Reproduce the complete listing without any deviation.

[Data entries for graphics]
==*==
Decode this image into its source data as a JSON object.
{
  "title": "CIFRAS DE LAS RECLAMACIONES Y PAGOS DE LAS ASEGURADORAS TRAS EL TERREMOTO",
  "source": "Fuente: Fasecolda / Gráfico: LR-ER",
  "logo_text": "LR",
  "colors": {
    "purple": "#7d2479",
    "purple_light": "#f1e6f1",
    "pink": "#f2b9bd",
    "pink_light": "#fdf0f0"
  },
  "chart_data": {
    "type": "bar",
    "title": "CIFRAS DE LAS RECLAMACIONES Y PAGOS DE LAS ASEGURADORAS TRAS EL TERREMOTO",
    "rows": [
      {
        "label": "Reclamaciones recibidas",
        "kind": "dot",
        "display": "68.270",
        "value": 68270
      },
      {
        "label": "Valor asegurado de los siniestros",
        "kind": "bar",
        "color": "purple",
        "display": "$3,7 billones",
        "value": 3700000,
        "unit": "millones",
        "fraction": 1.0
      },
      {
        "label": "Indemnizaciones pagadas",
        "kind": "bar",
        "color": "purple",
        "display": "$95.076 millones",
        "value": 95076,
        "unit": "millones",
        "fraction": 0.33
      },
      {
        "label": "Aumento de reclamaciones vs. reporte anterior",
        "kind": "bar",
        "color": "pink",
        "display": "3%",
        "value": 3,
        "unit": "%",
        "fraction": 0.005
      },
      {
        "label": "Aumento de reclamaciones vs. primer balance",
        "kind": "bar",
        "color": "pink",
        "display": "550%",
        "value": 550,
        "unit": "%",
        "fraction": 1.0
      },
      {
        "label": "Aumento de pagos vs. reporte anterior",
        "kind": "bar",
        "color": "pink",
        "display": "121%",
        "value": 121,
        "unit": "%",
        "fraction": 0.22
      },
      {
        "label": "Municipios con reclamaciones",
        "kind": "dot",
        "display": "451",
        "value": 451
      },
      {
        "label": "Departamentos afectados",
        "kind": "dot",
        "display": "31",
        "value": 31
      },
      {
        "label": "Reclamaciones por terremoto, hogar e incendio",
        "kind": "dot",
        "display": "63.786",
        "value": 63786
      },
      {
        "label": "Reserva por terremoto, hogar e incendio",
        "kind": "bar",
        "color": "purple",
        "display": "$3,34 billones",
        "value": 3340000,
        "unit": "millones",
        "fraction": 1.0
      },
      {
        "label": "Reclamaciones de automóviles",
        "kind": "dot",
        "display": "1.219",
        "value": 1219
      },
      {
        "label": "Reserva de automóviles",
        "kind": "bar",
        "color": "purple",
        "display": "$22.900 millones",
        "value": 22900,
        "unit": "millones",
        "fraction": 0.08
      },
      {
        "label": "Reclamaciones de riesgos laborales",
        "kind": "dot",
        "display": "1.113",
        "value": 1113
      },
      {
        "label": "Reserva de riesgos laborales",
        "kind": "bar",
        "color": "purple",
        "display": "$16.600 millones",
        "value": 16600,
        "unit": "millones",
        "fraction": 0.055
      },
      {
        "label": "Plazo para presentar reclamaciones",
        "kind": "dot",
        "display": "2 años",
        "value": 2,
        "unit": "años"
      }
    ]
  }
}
==*==
■ Task response:
Decode this image into its source data as a JSON object.
{
  "title": "CIFRAS DE LAS RECLAMACIONES Y PAGOS DE LAS ASEGURADORAS TRAS EL TERREMOTO",
  "source": "Fuente: Fasecolda / Gráfico: LR-ER",
  "logo_text": "LR",
  "colors": {
    "purple": "#7d2479",
    "purple_light": "#f1e6f1",
    "pink": "#f2b9bd",
    "pink_light": "#fdf0f0"
  },
  "chart_data": {
    "type": "bar",
    "title": "CIFRAS DE LAS RECLAMACIONES Y PAGOS DE LAS ASEGURADORAS TRAS EL TERREMOTO",
    "rows": [
      {
        "label": "Reclamaciones recibidas",
        "kind": "dot",
        "display": "68.270",
        "value": 68270
      },
      {
        "label": "Valor asegurado de los siniestros",
        "kind": "bar",
        "color": "purple",
        "display": "$3,7 billones",
        "value": 3700000,
        "unit": "millones",
        "fraction": 1.0
      },
      {
        "label": "Indemnizaciones pagadas",
        "kind": "bar",
        "color": "purple",
        "display": "$95.076 millones",
        "value": 95076,
        "unit": "millones",
        "fraction": 0.33
      },
      {
        "label": "Aumento de reclamaciones vs. reporte anterior",
        "kind": "bar",
        "color": "pink",
        "display": "3%",
        "value": 3,
        "unit": "%",
        "fraction": 0.005
      },
      {
        "label": "Aumento de reclamaciones vs. primer balance",
        "kind": "bar",
        "color": "pink",
        "display": "550%",
        "value": 550,
        "unit": "%",
        "fraction": 1.0
      },
      {
        "label": "Aumento de pagos vs. reporte anterior",
        "kind": "bar",
        "color": "pink",
        "display": "121%",
        "value": 121,
        "unit": "%",
        "fraction": 0.22
      },
      {
        "label": "Municipios con reclamaciones",
        "kind": "dot",
        "display": "451",
        "value": 451
      },
      {
        "label": "Departamentos afectados",
        "kind": "dot",
        "display": "31",
        "value": 31
      },
      {
        "label": "Reclamaciones por terremoto, hogar e incendio",
        "kind": "dot",
        "display": "63.786",
        "value": 63786
      },
      {
        "label": "Reserva por terremoto, hogar e incendio",
        "kind": "bar",
        "color": "purple",
        "display": "$3,34 billones",
        "value": 3340000,
        "unit": "millones",
        "fraction": 1.0
      },
      {
        "label": "Reclamaciones de automóviles",
        "kind": "dot",
        "display": "1.219",
        "value": 1219
      },
      {
        "label": "Reserva de automóviles",
        "kind": "bar",
        "color": "purple",
        "display": "$22.900 millones",
        "value": 22900,
        "unit": "millones",
        "fraction": 0.08
      },
      {
        "label": "Reclamaciones de riesgos laborales",
        "kind": "dot",
        "display": "1.113",
        "value": 1113
      },
      {
        "label": "Reserva de riesgos laborales",
        "kind": "bar",
        "color": "purple",
        "display": "$16.600 millones",
        "value": 16600,
        "unit": "millones",
        "fraction": 0.055
      },
      {
        "label": "Plazo para presentar reclamaciones",
        "kind": "dot",
        "display": "2 años",
        "value": 2,
        "unit": "años"
      }
    ]
  }
}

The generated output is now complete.